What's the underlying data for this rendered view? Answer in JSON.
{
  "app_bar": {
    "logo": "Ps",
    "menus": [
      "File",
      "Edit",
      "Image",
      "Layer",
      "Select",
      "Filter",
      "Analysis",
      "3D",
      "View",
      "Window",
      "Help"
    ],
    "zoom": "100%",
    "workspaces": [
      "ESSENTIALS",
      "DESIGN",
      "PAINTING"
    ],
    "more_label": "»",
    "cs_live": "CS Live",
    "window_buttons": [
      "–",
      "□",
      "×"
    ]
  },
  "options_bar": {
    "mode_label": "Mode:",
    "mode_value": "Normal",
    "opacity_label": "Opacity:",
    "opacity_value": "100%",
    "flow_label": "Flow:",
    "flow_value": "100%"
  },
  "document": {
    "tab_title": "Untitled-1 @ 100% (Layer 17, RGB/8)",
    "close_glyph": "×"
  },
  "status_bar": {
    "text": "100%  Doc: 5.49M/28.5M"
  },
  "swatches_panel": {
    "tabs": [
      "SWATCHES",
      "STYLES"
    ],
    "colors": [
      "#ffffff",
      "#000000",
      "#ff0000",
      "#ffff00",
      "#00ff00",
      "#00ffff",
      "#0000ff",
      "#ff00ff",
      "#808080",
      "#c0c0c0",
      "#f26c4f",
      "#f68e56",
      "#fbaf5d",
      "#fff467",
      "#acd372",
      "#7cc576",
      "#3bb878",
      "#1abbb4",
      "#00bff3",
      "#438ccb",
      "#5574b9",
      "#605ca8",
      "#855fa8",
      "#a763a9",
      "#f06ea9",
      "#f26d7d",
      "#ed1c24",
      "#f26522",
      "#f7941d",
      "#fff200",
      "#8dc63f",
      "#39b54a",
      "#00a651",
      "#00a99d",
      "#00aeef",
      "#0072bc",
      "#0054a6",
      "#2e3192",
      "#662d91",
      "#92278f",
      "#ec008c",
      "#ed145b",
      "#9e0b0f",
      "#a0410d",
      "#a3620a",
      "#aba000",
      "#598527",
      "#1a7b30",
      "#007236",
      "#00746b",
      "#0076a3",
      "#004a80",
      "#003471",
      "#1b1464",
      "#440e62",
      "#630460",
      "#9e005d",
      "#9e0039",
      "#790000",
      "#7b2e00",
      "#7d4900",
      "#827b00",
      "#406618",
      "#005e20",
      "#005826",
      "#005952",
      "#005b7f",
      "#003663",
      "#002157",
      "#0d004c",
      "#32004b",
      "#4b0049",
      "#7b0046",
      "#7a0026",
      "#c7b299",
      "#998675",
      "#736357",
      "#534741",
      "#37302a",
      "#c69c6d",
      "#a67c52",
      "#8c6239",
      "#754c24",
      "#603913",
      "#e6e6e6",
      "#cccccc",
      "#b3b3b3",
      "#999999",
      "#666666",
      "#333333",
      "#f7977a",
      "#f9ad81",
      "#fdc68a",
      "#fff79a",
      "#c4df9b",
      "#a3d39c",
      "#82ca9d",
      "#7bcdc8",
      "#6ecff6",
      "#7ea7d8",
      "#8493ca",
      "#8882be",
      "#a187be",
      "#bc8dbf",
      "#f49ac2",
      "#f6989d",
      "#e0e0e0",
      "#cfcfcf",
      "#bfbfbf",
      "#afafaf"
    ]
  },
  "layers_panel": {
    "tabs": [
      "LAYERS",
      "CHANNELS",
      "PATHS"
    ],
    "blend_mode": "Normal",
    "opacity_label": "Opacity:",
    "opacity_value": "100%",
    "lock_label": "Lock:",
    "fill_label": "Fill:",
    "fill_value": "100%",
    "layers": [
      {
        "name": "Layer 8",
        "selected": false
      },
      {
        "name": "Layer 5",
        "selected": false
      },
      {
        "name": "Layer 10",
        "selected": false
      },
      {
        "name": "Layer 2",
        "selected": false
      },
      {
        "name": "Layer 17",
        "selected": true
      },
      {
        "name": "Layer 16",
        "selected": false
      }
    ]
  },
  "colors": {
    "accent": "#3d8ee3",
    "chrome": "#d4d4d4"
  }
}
+-------+
SET EXERCISE => Print every line of the records exactly. Omit nothing.

EXERCISE SOLUTION =>
What's the underlying data for this rendered view? Answer in JSON.
{
  "app_bar": {
    "logo": "Ps",
    "menus": [
      "File",
      "Edit",
      "Image",
      "Layer",
      "Select",
      "Filter",
      "Analysis",
      "3D",
      "View",
      "Window",
      "Help"
    ],
    "zoom": "100%",
    "workspaces": [
      "ESSENTIALS",
      "DESIGN",
      "PAINTING"
    ],
    "more_label": "»",
    "cs_live": "CS Live",
    "window_buttons": [
      "–",
      "□",
      "×"
    ]
  },
  "options_bar": {
    "mode_label": "Mode:",
    "mode_value": "Normal",
    "opacity_label": "Opacity:",
    "opacity_value": "100%",
    "flow_label": "Flow:",
    "flow_value": "100%"
  },
  "document": {
    "tab_title": "Untitled-1 @ 100% (Layer 17, RGB/8)",
    "close_glyph": "×"
  },
  "status_bar": {
    "text": "100%  Doc: 5.49M/28.5M"
  },
  "swatches_panel": {
    "tabs": [
      "SWATCHES",
      "STYLES"
    ],
    "colors": [
      "#ffffff",
      "#000000",
      "#ff0000",
      "#ffff00",
      "#00ff00",
      "#00ffff",
      "#0000ff",
      "#ff00ff",
      "#808080",
      "#c0c0c0",
      "#f26c4f",
      "#f68e56",
      "#fbaf5d",
      "#fff467",
      "#acd372",
      "#7cc576",
      "#3bb878",
      "#1abbb4",
      "#00bff3",
      "#438ccb",
      "#5574b9",
      "#605ca8",
      "#855fa8",
      "#a763a9",
      "#f06ea9",
      "#f26d7d",
      "#ed1c24",
      "#f26522",
      "#f7941d",
      "#fff200",
      "#8dc63f",
      "#39b54a",
      "#00a651",
      "#00a99d",
      "#00aeef",
      "#0072bc",
      "#0054a6",
      "#2e3192",
      "#662d91",
      "#92278f",
      "#ec008c",
      "#ed145b",
      "#9e0b0f",
      "#a0410d",
      "#a3620a",
      "#aba000",
      "#598527",
      "#1a7b30",
      "#007236",
      "#00746b",
      "#0076a3",
      "#004a80",
      "#003471",
      "#1b1464",
      "#440e62",
      "#630460",
      "#9e005d",
      "#9e0039",
      "#790000",
      "#7b2e00",
      "#7d4900",
      "#827b00",
      "#406618",
      "#005e20",
      "#005826",
      "#005952",
      "#005b7f",
      "#003663",
      "#002157",
      "#0d004c",
      "#32004b",
      "#4b0049",
      "#7b0046",
      "#7a0026",
      "#c7b299",
      "#998675",
      "#736357",
      "#534741",
      "#37302a",
      "#c69c6d",
      "#a67c52",
      "#8c6239",
      "#754c24",
      "#603913",
      "#e6e6e6",
      "#cccccc",
      "#b3b3b3",
      "#999999",
      "#666666",
      "#333333",
      "#f7977a",
      "#f9ad81",
      "#fdc68a",
      "#fff79a",
      "#c4df9b",
      "#a3d39c",
      "#82ca9d",
      "#7bcdc8",
      "#6ecff6",
      "#7ea7d8",
      "#8493ca",
      "#8882be",
      "#a187be",
      "#bc8dbf",
      "#f49ac2",
      "#f6989d",
      "#e0e0e0",
      "#cfcfcf",
      "#bfbfbf",
      "#afafaf"
    ]
  },
  "layers_panel": {
    "tabs": [
      "LAYERS",
      "CHANNELS",
      "PATHS"
    ],
    "blend_mode": "Normal",
    "opacity_label": "Opacity:",
    "opacity_value": "100%",
    "lock_label": "Lock:",
    "fill_label": "Fill:",
    "fill_value": "100%",
    "layers": [
      {
        "name": "Layer 8",
        "selected": false
      },
      {
        "name": "Layer 5",
        "selected": false
      },
      {
        "name": "Layer 10",
        "selected": false
      },
      {
        "name": "Layer 2",
        "selected": false
      },
      {
        "name": "Layer 17",
        "selected": true
      },
      {
        "name": "Layer 16",
        "selected": false
      }
    ]
  },
  "colors": {
    "accent": "#3d8ee3",
    "chrome": "#d4d4d4"
  }
}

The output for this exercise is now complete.